:: Short task ::
From the entries below, extract every line that includes the word "obtained".

:: Data section ::
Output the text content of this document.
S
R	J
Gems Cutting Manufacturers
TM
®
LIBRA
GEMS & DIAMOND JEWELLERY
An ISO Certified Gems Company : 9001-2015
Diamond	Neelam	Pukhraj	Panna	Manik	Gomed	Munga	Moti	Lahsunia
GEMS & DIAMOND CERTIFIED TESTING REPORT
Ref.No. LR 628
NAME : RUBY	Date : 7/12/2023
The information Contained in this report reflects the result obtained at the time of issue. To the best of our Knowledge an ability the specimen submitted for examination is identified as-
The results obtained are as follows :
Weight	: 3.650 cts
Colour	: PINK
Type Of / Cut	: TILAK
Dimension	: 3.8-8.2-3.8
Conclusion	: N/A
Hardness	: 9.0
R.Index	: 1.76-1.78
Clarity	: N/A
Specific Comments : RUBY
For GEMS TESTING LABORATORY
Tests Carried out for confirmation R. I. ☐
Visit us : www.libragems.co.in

:: Written reply ::
The information Contained in this report reflects the result obtained at the time of issue. To the best of our Knowledge an ability the specimen submitted for examination is identified as-
The results obtained are as follows :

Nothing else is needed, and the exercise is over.